## [Tâche demandée 1]
Dans les enregistrements ci-dessous, présentez sous forme de tableau Markdown les lignes allant de celle qui contient "item-title: Adapter Manufacturer — [491, 318, 651, 336]" jusqu'à celle qui contient "red-arrow-icon — [282, 222, 320, 236]", toutes deux incluses, avec une colonne Numéro pour le rang de chaque ligne et une colonne Contenu pour la ligne elle-même. Omettez les lignes vides et ne reprenez aucune autre ligne.

## [Extrait du document]

==================================================

Représentation artistique du gaz quantique supersolide bidimensionnel — © IQOQI Innsbruck / Harald Ritsch

Une équipe de chercheurs autrichiens est récemment parvenue à créer un supersolide bidimensionnel. Théorisé il y a près d’un demi-siècle, cet état quantique particulier implique des atomes disposés selon un modèle uniforme, circulant sans générer de frottement.

Un bien étrange état de la matière

Outre les états de base bien connus de la matière (solide, liquide, gaz et plasma), de nombreux états exotiques ont été imaginés en laboratoire au fil des décennies. Connu sous le nom de « supersolide », l’un d’entre eux avait été confirmé expérimentalement il y a quelques années. Dans le cadre de travaux publiés dans la revue Nature, des chercheurs de l’université d’Innsbruck sont parvenus à le créer pour la première fois sous une forme bidimensionnelle.

Les atomes d’un supersolide sont disposés dans une structure cristalline rigide, comme un solide ordinaire, mais ont la particularité de pouvoir également s’écouler avec une viscosité nulle, à la manière d’un superfluide. Si cet état théorisé dès la fin des années 1960 s’apparentait à un paradoxe, des expériences menées par des chercheurs du MIT et de l’ETH Zurich avaient permis de le confirmer en 2017.

Plusieurs équipes de chercheurs ont fabriqué des superfluides en utilisant un autre état de la matière appelé condensat de Bose-Einstein (CBE). Nuages gazeux de faible densité composés d’atomes refroidis une fraction seulement au-dessus du zéro absolu, ces condensats présentent d’étranges bizarreries quantiques n’étant normalement pas observées à une si grande échelle. Tous les atomes du CBE existent simultanément en tout point du nuage. Un phénomène connu sous le nom de « délocalisation ».

==================================================

## [Tâche demandée 2]
Retranscrivez intégralement et sans aucune modification l'extrait ci-dessus sur le supersolide bidimensionnel.

## [Données d'entrée]
==================================================

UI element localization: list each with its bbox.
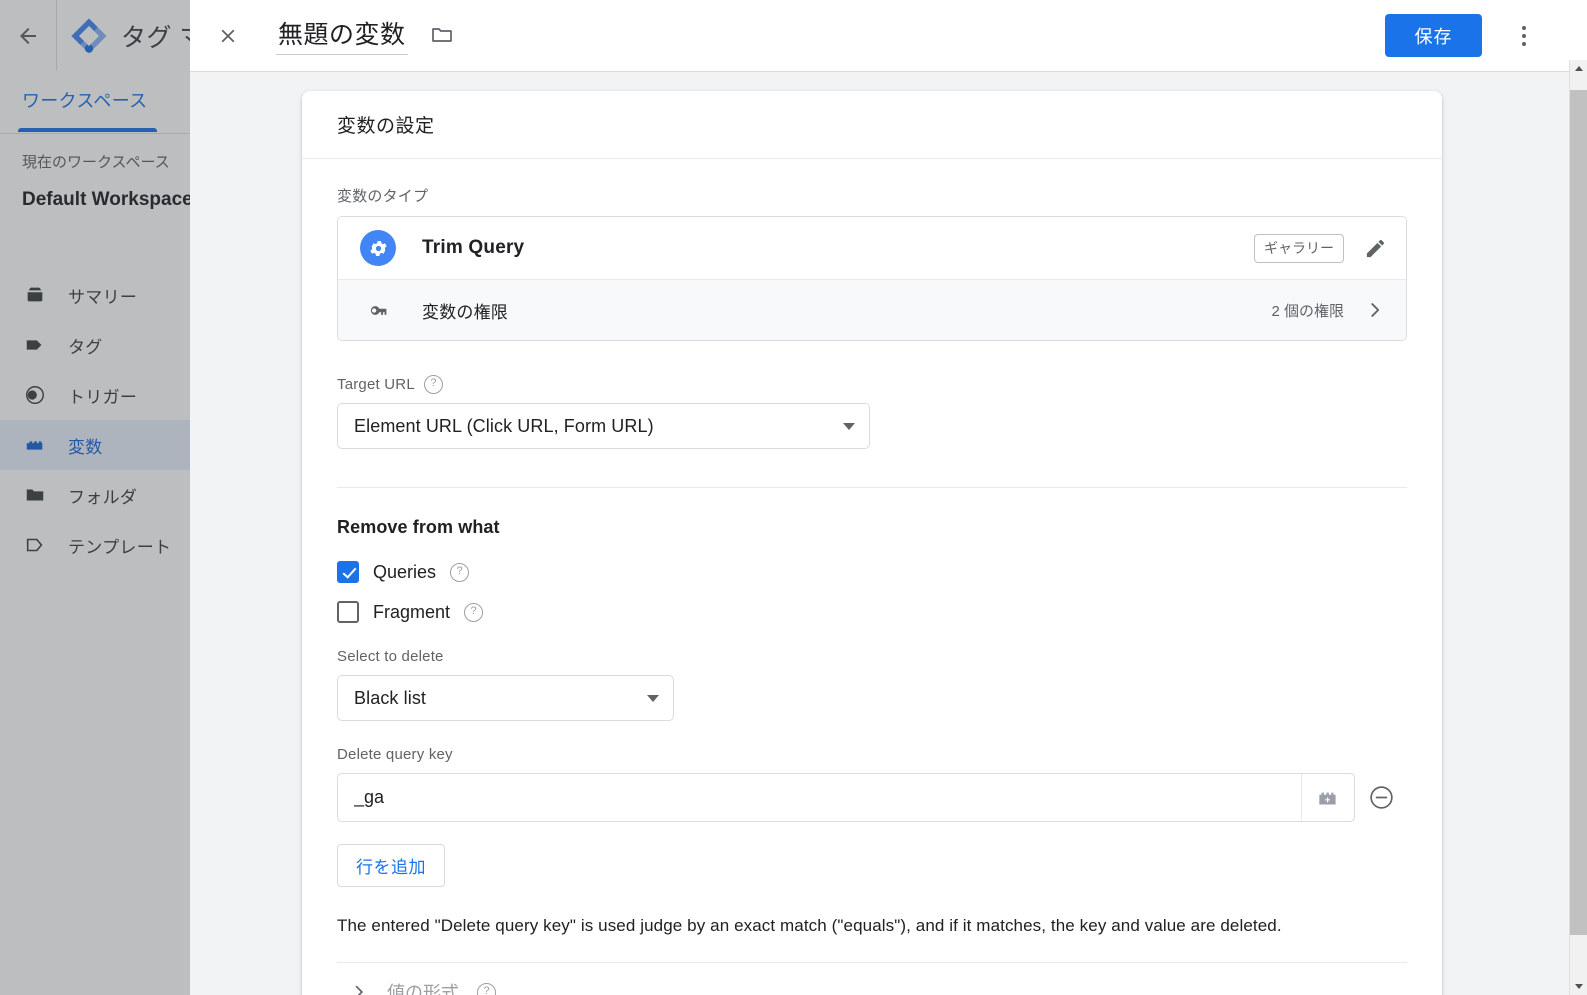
help-icon[interactable]: ? <box>464 602 484 622</box>
fragment-label: Fragment <box>373 601 451 622</box>
vertical-scrollbar[interactable] <box>1569 60 1587 995</box>
remove-circle-icon[interactable] <box>1355 784 1407 811</box>
variable-title-wrap: 無題の変数 <box>276 15 455 55</box>
delete-query-key-input[interactable] <box>338 774 1301 821</box>
variable-name-input[interactable]: 無題の変数 <box>276 15 408 55</box>
delete-query-key-label: Delete query key <box>337 746 453 763</box>
add-row-button[interactable]: 行を追加 <box>337 844 445 887</box>
target-url-value: Element URL (Click URL, Form URL) <box>354 415 654 436</box>
scroll-up-icon[interactable] <box>1570 60 1587 77</box>
screen: タグ マ ワークスペース バ 現在のワークスペース Default Worksp… <box>0 0 1587 995</box>
variable-type-row[interactable]: Trim Query ギャラリー <box>338 217 1406 279</box>
select-to-delete-select[interactable]: Black list <box>337 675 674 721</box>
target-url-select[interactable]: Element URL (Click URL, Form URL) <box>337 403 870 449</box>
queries-checkbox[interactable] <box>337 561 359 583</box>
select-to-delete-value: Black list <box>354 687 427 708</box>
variable-editor-panel: 無題の変数 保存 変数の設定 変数のタイプ Trim Query ギャラリー 変… <box>190 0 1587 995</box>
delete-query-key-row <box>337 773 1407 822</box>
variable-type-box: Trim Query ギャラリー 変数の権限 2 個の権限 <box>337 216 1407 341</box>
kebab-menu-icon[interactable] <box>1509 21 1539 51</box>
value-format-accordion[interactable]: 値の形式 ? <box>337 963 1407 995</box>
delete-query-key-note: The entered "Delete query key" is used j… <box>337 916 1282 935</box>
value-format-label: 値の形式 <box>387 983 459 995</box>
folder-icon[interactable] <box>429 22 455 48</box>
chevron-down-icon <box>647 694 659 702</box>
checkbox-row-fragment[interactable]: Fragment ? <box>337 592 1407 632</box>
scrollbar-thumb[interactable] <box>1570 90 1587 935</box>
help-icon[interactable]: ? <box>423 375 443 394</box>
section-divider <box>337 487 1407 488</box>
gallery-button[interactable]: ギャラリー <box>1254 233 1344 263</box>
target-url-label: Target URL <box>337 376 415 393</box>
chevron-down-icon <box>843 422 855 430</box>
save-button[interactable]: 保存 <box>1385 14 1482 57</box>
variable-type-name: Trim Query <box>422 237 525 258</box>
key-icon <box>360 300 396 321</box>
card-body: 変数のタイプ Trim Query ギャラリー 変数の権限 2 個の権限 Tar… <box>302 159 1442 995</box>
variable-settings-card: 変数の設定 変数のタイプ Trim Query ギャラリー 変数の権限 2 個の… <box>302 91 1442 995</box>
gear-icon <box>360 230 396 266</box>
target-url-label-row: Target URL ? <box>337 375 1407 394</box>
checkbox-row-queries[interactable]: Queries ? <box>337 552 1407 592</box>
insert-variable-icon[interactable] <box>1301 774 1354 821</box>
modal-scrim[interactable] <box>0 0 190 995</box>
card-header: 変数の設定 <box>302 91 1442 159</box>
variable-permissions-count: 2 個の権限 <box>1271 302 1344 320</box>
select-to-delete-label: Select to delete <box>337 648 444 665</box>
delete-query-key-box <box>337 773 1355 822</box>
chevron-right-icon <box>1344 299 1406 321</box>
scroll-down-icon[interactable] <box>1570 978 1587 995</box>
page-title: 変数の設定 <box>337 116 435 137</box>
variable-type-label: 変数のタイプ <box>337 188 429 205</box>
chevron-right-icon <box>349 982 369 995</box>
help-icon[interactable]: ? <box>450 562 470 582</box>
variable-permissions-label: 変数の権限 <box>422 302 508 322</box>
remove-from-what-title: Remove from what <box>337 517 500 537</box>
fragment-checkbox[interactable] <box>337 601 359 623</box>
variable-permissions-row[interactable]: 変数の権限 2 個の権限 <box>338 279 1406 340</box>
queries-label: Queries <box>373 561 437 582</box>
pencil-icon[interactable] <box>1344 237 1406 260</box>
help-icon[interactable]: ? <box>477 982 496 995</box>
close-icon[interactable] <box>212 20 244 52</box>
editor-header: 無題の変数 保存 <box>190 0 1587 72</box>
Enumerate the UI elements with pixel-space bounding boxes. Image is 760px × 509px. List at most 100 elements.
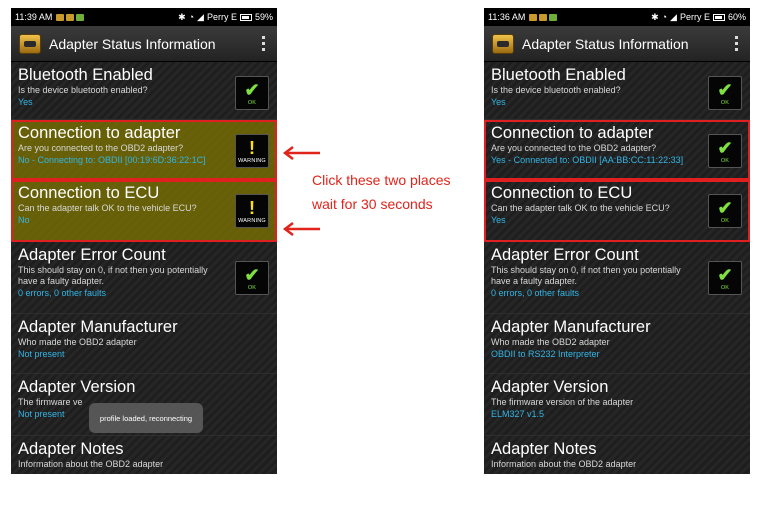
item-title: Adapter Manufacturer — [491, 318, 651, 336]
item-title: Connection to ECU — [18, 184, 160, 202]
ok-badge: ✔ OK — [235, 261, 269, 295]
list-item-adapter-error-count[interactable]: Adapter Error Count This should stay on … — [11, 242, 277, 314]
item-description: Can the adapter talk OK to the vehicle E… — [491, 203, 670, 213]
annotation-line-2: wait for 30 seconds — [312, 196, 433, 212]
item-title: Adapter Version — [18, 378, 136, 396]
overflow-menu-icon[interactable] — [258, 32, 269, 55]
app-title: Adapter Status Information — [522, 35, 689, 52]
list-item-adapter-notes[interactable]: Adapter Notes Information about the OBD2… — [11, 436, 277, 474]
exclamation-icon: ! — [249, 137, 255, 158]
status-list: Bluetooth Enabled Is the device bluetoot… — [484, 62, 750, 474]
status-bar: 11:36 AM ✱ ◔ ◢ Perry E 60% — [484, 8, 750, 26]
item-title: Bluetooth Enabled — [18, 66, 153, 84]
check-icon: ✔ — [717, 197, 733, 218]
item-title: Adapter Error Count — [491, 246, 639, 264]
battery-level: 60% — [727, 12, 746, 22]
check-icon: ✔ — [717, 79, 733, 100]
toast-message: profile loaded, reconnecting — [89, 403, 203, 433]
left-phone-screen: 11:39 AM ✱ ◔ ◢ Perry E 59% Adapter Statu… — [11, 8, 277, 474]
notification-icon — [56, 13, 65, 21]
check-icon: ✔ — [717, 264, 733, 285]
status-time: 11:36 AM — [488, 12, 526, 22]
notification-icon — [76, 13, 85, 21]
warning-badge: ! WARNING — [235, 194, 269, 228]
item-value: ELM327 v1.5 — [491, 409, 545, 419]
list-item-adapter-error-count[interactable]: Adapter Error Count This should stay on … — [484, 242, 750, 314]
notification-icon — [539, 13, 548, 21]
item-description: Who made the OBD2 adapter — [491, 337, 610, 347]
exclamation-icon: ! — [249, 197, 255, 218]
battery-icon — [239, 13, 252, 21]
bluetooth-icon: ✱ — [178, 11, 186, 22]
list-item-connection-to-ecu[interactable]: Connection to ECU Can the adapter talk O… — [11, 180, 277, 242]
warning-badge: ! WARNING — [235, 134, 269, 168]
item-title: Adapter Notes — [491, 440, 597, 458]
item-value: 0 errors, 0 other faults — [491, 288, 580, 298]
wifi-icon: ◔ — [188, 12, 195, 22]
item-description: Can the adapter talk OK to the vehicle E… — [18, 203, 197, 213]
signal-icon: ◢ — [670, 11, 677, 22]
ok-badge: ✔ OK — [708, 194, 742, 228]
signal-icon: ◢ — [197, 11, 204, 22]
red-arrow-icon — [282, 222, 320, 236]
item-title: Connection to adapter — [491, 124, 654, 142]
list-item-connection-to-adapter[interactable]: Connection to adapter Are you connected … — [11, 120, 277, 180]
battery-level: 59% — [254, 12, 273, 22]
item-title: Bluetooth Enabled — [491, 66, 626, 84]
item-title: Connection to ECU — [491, 184, 633, 202]
notification-icons — [529, 13, 558, 21]
battery-icon — [712, 13, 725, 21]
list-item-adapter-manufacturer[interactable]: Adapter Manufacturer Who made the OBD2 a… — [484, 314, 750, 374]
item-description: This should stay on 0, if not then you p… — [18, 265, 208, 286]
bluetooth-icon: ✱ — [651, 11, 659, 22]
list-item-adapter-version[interactable]: Adapter Version The firmware version of … — [484, 374, 750, 436]
item-value: No — [18, 215, 30, 225]
item-description: The firmware version of the adapter — [491, 397, 634, 407]
overflow-menu-icon[interactable] — [731, 32, 742, 55]
item-description: This should stay on 0, if not then you p… — [491, 265, 681, 286]
annotation-line-1: Click these two places — [312, 172, 451, 188]
notification-icon — [549, 13, 558, 21]
ok-badge: ✔ OK — [235, 76, 269, 110]
ok-badge: ✔ OK — [708, 134, 742, 168]
item-title: Adapter Notes — [18, 440, 124, 458]
list-item-connection-to-ecu[interactable]: Connection to ECU Can the adapter talk O… — [484, 180, 750, 242]
app-logo-icon[interactable] — [492, 33, 514, 54]
item-title: Connection to adapter — [18, 124, 181, 142]
item-value: Yes — [18, 97, 33, 107]
right-phone-screen: 11:36 AM ✱ ◔ ◢ Perry E 60% Adapter Statu… — [484, 8, 750, 474]
item-title: Adapter Manufacturer — [18, 318, 178, 336]
item-value: No - Connecting to: OBDII [00:19:6D:36:2… — [18, 155, 206, 165]
app-logo-icon[interactable] — [19, 33, 41, 54]
item-title: Adapter Error Count — [18, 246, 166, 264]
item-title: Adapter Version — [491, 378, 609, 396]
item-description: Who made the OBD2 adapter — [18, 337, 137, 347]
ok-badge: ✔ OK — [708, 261, 742, 295]
list-item-adapter-notes[interactable]: Adapter Notes Information about the OBD2… — [484, 436, 750, 474]
item-value: OBDII to RS232 Interpreter — [491, 349, 600, 359]
item-value: Yes - Connected to: OBDII [AA:BB:CC:11:2… — [491, 155, 684, 165]
carrier-name: Perry E — [206, 12, 237, 22]
action-bar: Adapter Status Information — [11, 26, 277, 62]
item-value: Not present — [18, 349, 65, 359]
red-arrow-icon — [282, 146, 320, 160]
status-time: 11:39 AM — [15, 12, 53, 22]
status-bar: 11:39 AM ✱ ◔ ◢ Perry E 59% — [11, 8, 277, 26]
item-description: Are you connected to the OBD2 adapter? — [18, 143, 184, 153]
carrier-name: Perry E — [679, 12, 710, 22]
check-icon: ✔ — [244, 264, 260, 285]
check-icon: ✔ — [244, 79, 260, 100]
list-item-connection-to-adapter[interactable]: Connection to adapter Are you connected … — [484, 120, 750, 180]
action-bar: Adapter Status Information — [484, 26, 750, 62]
notification-icon — [529, 13, 538, 21]
app-title: Adapter Status Information — [49, 35, 216, 52]
list-item-bluetooth-enabled[interactable]: Bluetooth Enabled Is the device bluetoot… — [484, 62, 750, 120]
item-value: 0 errors, 0 other faults — [18, 288, 107, 298]
item-description: Information about the OBD2 adapter — [18, 459, 164, 469]
list-item-adapter-manufacturer[interactable]: Adapter Manufacturer Who made the OBD2 a… — [11, 314, 277, 374]
notification-icon — [66, 13, 75, 21]
item-description: Is the device bluetooth enabled? — [491, 85, 621, 95]
list-item-bluetooth-enabled[interactable]: Bluetooth Enabled Is the device bluetoot… — [11, 62, 277, 120]
item-description: Are you connected to the OBD2 adapter? — [491, 143, 657, 153]
check-icon: ✔ — [717, 137, 733, 158]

==================================================

## [Résultat attendu 1]
| Numéro | Contenu |
|---|---|
| 1 | item-title: Adapter Manufacturer — [491, 318, 651, 336] |
| 2 | item-title: Connection to ECU — [18, 184, 160, 202] |
| 3 | ok-badge: ✔ OK — [235, 261, 269, 295] |
| 4 | list-item-adapter-error-count[interactable]: Adapter Error Count This should stay on … — [11, 242, 277, 314] |
| 5 | item-description: Can the adapter talk OK to the vehicle E… — [491, 203, 670, 213] |
| 6 | annotation-line-2: wait for 30 seconds — [312, 196, 433, 212] |
| 7 | item-title: Adapter Version — [18, 378, 136, 396] |
| 8 | overflow-menu-icon[interactable] — [258, 32, 269, 55] |
| 9 | app-title: Adapter Status Information — [522, 35, 689, 52] |
| 10 | list-item-adapter-notes[interactable]: Adapter Notes Information about the OBD2… — [11, 436, 277, 474] |
| 11 | exclamation-icon: ! — [249, 137, 255, 158] |
| 12 | status-list: Bluetooth Enabled Is the device bluetoot… — [484, 62, 750, 474] |
| 13 | status-bar: 11:36 AM ✱ ◔ ◢ Perry E 60% — [484, 8, 750, 26] |
| 14 | item-title: Bluetooth Enabled — [18, 66, 153, 84] |
| 15 | check-icon: ✔ — [717, 197, 733, 218] |
| 16 | item-title: Adapter Error Count — [491, 246, 639, 264] |
| 17 | battery-level: 60% — [727, 12, 746, 22] |
| 18 | check-icon: ✔ — [717, 79, 733, 100] |
| 19 | toast-message: profile loaded, reconnecting — [89, 403, 203, 433] |
| 20 | left-phone-screen: 11:39 AM ✱ ◔ ◢ Perry E 59% Adapter Statu… — [11, 8, 277, 474] |
| 21 | notification-icon — [56, 13, 65, 21] |
| 22 | check-icon: ✔ — [717, 264, 733, 285] |
| 23 | status-time: 11:36 AM — [488, 12, 526, 22] |
| 24 | notification-icon — [76, 13, 85, 21] |
| 25 | warning-badge: ! WARNING — [235, 194, 269, 228] |
| 26 | item-value: ELM327 v1.5 — [491, 409, 545, 419] |
| 27 | list-item-adapter-error-count[interactable]: Adapter Error Count This should stay on … — [484, 242, 750, 314] |
| 28 | notification-icon — [539, 13, 548, 21] |
| 29 | item-description: Who made the OBD2 adapter — [491, 337, 610, 347] |
| 30 | exclamation-icon: ! — [249, 197, 255, 218] |
| 31 | battery-icon — [239, 13, 252, 21] |
| 32 | bluetooth-icon: ✱ — [178, 11, 186, 22] |
| 33 | list-item-connection-to-ecu[interactable]: Connection to ECU Can the adapter talk O… — [11, 180, 277, 242] |
| 34 | warning-badge: ! WARNING — [235, 134, 269, 168] |
| 35 | item-title: Adapter Notes — [491, 440, 597, 458] |
| 36 | item-value: 0 errors, 0 other faults — [491, 288, 580, 298] |
| 37 | wifi-icon: ◔ — [188, 12, 195, 22] |
| 38 | item-description: Can the adapter talk OK to the vehicle E… — [18, 203, 197, 213] |
| 39 | signal-icon: ◢ — [670, 11, 677, 22] |
| 40 | ok-badge: ✔ OK — [708, 194, 742, 228] |
| 41 | signal-icon: ◢ — [197, 11, 204, 22] |
| 42 | red-arrow-icon — [282, 222, 320, 236] |

## [Résultat attendu 2]
Représentation artistique du gaz quantique supersolide bidimensionnel — © IQOQI Innsbruck / Harald Ritsch

Une équipe de chercheurs autrichiens est récemment parvenue à créer un supersolide bidimensionnel. Théorisé il y a près d’un demi-siècle, cet état quantique particulier implique des atomes disposés selon un modèle uniforme, circulant sans générer de frottement.

Un bien étrange état de la matière

Outre les états de base bien connus de la matière (solide, liquide, gaz et plasma), de nombreux états exotiques ont été imaginés en laboratoire au fil des décennies. Connu sous le nom de « supersolide », l’un d’entre eux avait été confirmé expérimentalement il y a quelques années. Dans le cadre de travaux publiés dans la revue Nature, des chercheurs de l’université d’Innsbruck sont parvenus à le créer pour la première fois sous une forme bidimensionnelle.

Les atomes d’un supersolide sont disposés dans une structure cristalline rigide, comme un solide ordinaire, mais ont la particularité de pouvoir également s’écouler avec une viscosité nulle, à la manière d’un superfluide. Si cet état théorisé dès la fin des années 1960 s’apparentait à un paradoxe, des expériences menées par des chercheurs du MIT et de l’ETH Zurich avaient permis de le confirmer en 2017.

Plusieurs équipes de chercheurs ont fabriqué des superfluides en utilisant un autre état de la matière appelé condensat de Bose-Einstein (CBE). Nuages gazeux de faible densité composés d’atomes refroidis une fraction seulement au-dessus du zéro absolu, ces condensats présentent d’étranges bizarreries quantiques n’étant normalement pas observées à une si grande échelle. Tous les atomes du CBE existent simultanément en tout point du nuage. Un phénomène connu sous le nom de « délocalisation ».